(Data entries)
====

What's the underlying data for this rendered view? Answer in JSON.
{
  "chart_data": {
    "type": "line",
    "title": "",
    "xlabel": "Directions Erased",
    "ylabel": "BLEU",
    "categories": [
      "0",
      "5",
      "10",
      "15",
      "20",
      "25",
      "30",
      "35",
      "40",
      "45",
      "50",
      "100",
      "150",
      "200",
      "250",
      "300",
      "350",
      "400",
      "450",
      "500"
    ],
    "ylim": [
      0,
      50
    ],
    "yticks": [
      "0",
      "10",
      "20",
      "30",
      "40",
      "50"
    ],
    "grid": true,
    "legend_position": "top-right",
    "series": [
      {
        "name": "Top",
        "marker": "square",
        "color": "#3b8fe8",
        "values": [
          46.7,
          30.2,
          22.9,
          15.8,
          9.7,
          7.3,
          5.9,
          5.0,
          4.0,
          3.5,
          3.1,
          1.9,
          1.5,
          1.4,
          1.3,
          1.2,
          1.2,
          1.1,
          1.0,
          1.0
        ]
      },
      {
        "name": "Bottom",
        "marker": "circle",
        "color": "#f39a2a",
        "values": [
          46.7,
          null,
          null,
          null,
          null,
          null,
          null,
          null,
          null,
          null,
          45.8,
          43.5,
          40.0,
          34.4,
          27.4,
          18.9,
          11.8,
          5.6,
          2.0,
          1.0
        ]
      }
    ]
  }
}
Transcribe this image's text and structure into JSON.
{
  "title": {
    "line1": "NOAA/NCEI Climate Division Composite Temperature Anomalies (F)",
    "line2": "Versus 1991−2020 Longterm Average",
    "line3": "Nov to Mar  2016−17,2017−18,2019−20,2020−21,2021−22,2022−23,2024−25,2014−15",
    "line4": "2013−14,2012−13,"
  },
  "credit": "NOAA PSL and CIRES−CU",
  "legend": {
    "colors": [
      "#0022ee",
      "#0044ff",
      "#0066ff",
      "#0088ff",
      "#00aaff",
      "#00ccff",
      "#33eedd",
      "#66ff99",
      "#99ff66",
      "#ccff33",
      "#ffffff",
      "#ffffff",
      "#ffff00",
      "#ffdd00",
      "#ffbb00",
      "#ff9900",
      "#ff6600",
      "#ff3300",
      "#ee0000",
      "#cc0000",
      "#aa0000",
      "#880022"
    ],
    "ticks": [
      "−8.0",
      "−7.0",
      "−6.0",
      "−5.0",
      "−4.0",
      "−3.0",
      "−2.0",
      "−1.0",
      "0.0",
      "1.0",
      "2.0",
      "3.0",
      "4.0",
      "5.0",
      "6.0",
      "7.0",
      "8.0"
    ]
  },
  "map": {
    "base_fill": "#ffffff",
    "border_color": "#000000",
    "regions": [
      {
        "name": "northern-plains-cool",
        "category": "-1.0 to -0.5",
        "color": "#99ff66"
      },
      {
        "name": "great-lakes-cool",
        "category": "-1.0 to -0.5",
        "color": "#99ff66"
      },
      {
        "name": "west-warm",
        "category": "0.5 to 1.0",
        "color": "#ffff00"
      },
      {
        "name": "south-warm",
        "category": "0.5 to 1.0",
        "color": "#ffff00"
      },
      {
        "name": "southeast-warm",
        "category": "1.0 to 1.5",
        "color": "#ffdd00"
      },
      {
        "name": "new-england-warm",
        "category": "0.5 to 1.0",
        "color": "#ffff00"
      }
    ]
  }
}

====

--- What is needed ---
Show every line from the listing above in which the string "NOAA" appears.

--- Correct answer ---
    "line1": "NOAA/NCEI Climate Division Composite Temperature Anomalies (F)",
  "credit": "NOAA PSL and CIRES−CU",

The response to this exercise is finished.